— Start of Given text —

One material in which optical Fermi liquid behavior was experimentally observed is the low-temperature metallic phase of Sr_{2}RuO_{4}.

==Instabilities==

The experimental observation of exotic phases in strongly correlated systems has triggered an enormous effort from the theoretical community to try to understand their microscopic origin. One possible route to detect instabilities of a Fermi liquid is precisely the analysis done by Isaak Pomeranchuk. Due to that, the Pomeranchuk instability has been studied by several authors with different techniques in the last few years and in particular, the instability of the Fermi liquid towards the nematic phase was investigated for several models.

==Non-Fermi liquids==
Non-Fermi liquids are systems in which the Fermi-liquid behaviour breaks down. The simplest example is a system of interacting fermions in one dimension, called the Luttinger liquid. Although Luttinger liquids are physically similar to Fermi liquids, the restriction to one dimension gives rise to several qualitative differences such as the absence of a quasiparticle peak in the momentum dependent spectral function, and the presence of spin-charge separation and of spin-density waves. One cannot ignore the existence of interactions in one dimension and has to describe the problem with a non-Fermi theory, where Luttinger liquid is one of them. At small finite spin temperatures in one dimension the ground state of the system is described by spin-incoherent Luttinger liquid (SILL).

— End of Given text —
— Start of Raw data —

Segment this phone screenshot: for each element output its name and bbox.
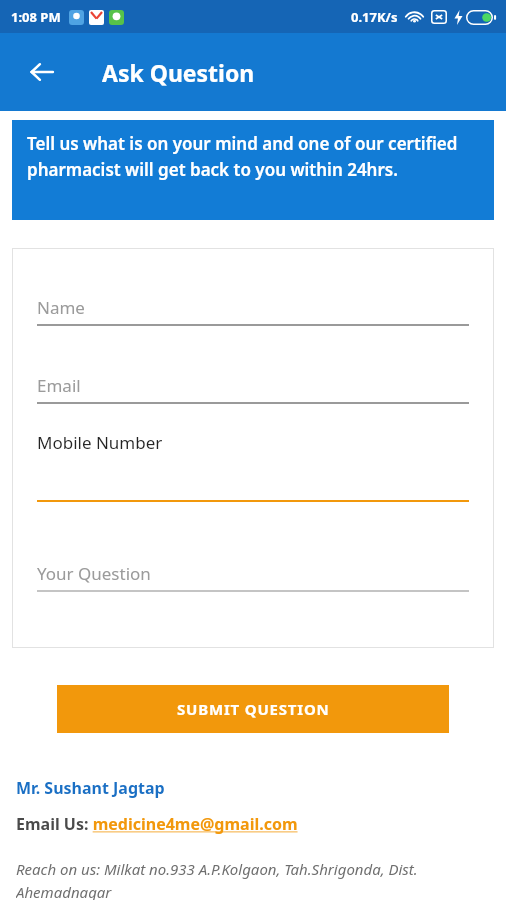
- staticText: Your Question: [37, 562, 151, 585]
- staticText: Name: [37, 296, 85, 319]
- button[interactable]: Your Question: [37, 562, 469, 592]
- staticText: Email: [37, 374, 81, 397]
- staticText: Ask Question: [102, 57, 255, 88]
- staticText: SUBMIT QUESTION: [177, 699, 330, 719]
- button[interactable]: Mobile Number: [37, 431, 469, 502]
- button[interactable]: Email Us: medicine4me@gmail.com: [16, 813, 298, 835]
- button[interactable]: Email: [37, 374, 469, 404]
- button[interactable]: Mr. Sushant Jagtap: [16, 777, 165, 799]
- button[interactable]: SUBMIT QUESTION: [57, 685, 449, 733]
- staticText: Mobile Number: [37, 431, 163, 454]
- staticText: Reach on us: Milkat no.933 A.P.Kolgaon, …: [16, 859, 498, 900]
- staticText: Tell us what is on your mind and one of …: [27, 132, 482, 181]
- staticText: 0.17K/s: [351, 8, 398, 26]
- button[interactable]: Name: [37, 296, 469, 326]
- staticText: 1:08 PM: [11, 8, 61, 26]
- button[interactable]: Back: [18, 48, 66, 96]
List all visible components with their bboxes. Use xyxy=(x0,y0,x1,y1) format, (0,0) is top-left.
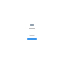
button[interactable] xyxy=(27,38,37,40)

— End of Raw data —

Challenges:
[a] In the Fermi liquid text, what is the simplest example of a non-Fermi liquid?
[b] Condense the paragraph of the Fermi liquid text that begins "The experimental observation of exotic phases" into a short bulleted list that keeps its main facts.
[c] Write the next part of the Fermi liquid text, starting after its final sentence.

Answers in order:
[a] A system of interacting fermions in one dimension, called the Luttinger liquid.

[b]
- Experimental observation of exotic phases in strongly correlated systems has driven major theoretical efforts to understand their microscopic origin.
- The analysis done by Isaak Pomeranchuk offers one possible route to detect Fermi liquid instabilities.
- In recent years, several authors have studied the Pomeranchuk instability with different techniques.
- In particular, the instability of the Fermi liquid toward the nematic phase has been investigated for several models.

[c]
Another example of non-Fermi-liquid behaviour is observed at quantum critical points of certain second-order phase transitions, such as heavy fermion criticality, Mott criticality and high-$T_{\rm c}$ cuprate phase transitions. The ground state of such transitions is characterized by the presence of a sharp Fermi surface, although there may not be well-defined quasiparticles. That is, on approaching the critical point, it is observed that the quasiparticle residue $Z\to0$.

In optimally doped cuprates and iron-based superconductors, the normal state above the critical temperature shows signs of non-Fermi liquid behaviour, and is often called a strange metal. In this region of phase diagram, resistivity increases linearly in temperature and the Hall coefficient is found to depend on temperature.

Understanding the behaviour of non-Fermi liquids is an important problem in condensed matter physics. Approaches towards explaining these phenomena include the treatment of marginal Fermi liquids; attempts to understand critical points and derive scaling relations; and descriptions using emergent gauge theories with techniques of holographic gauge/gravity duality.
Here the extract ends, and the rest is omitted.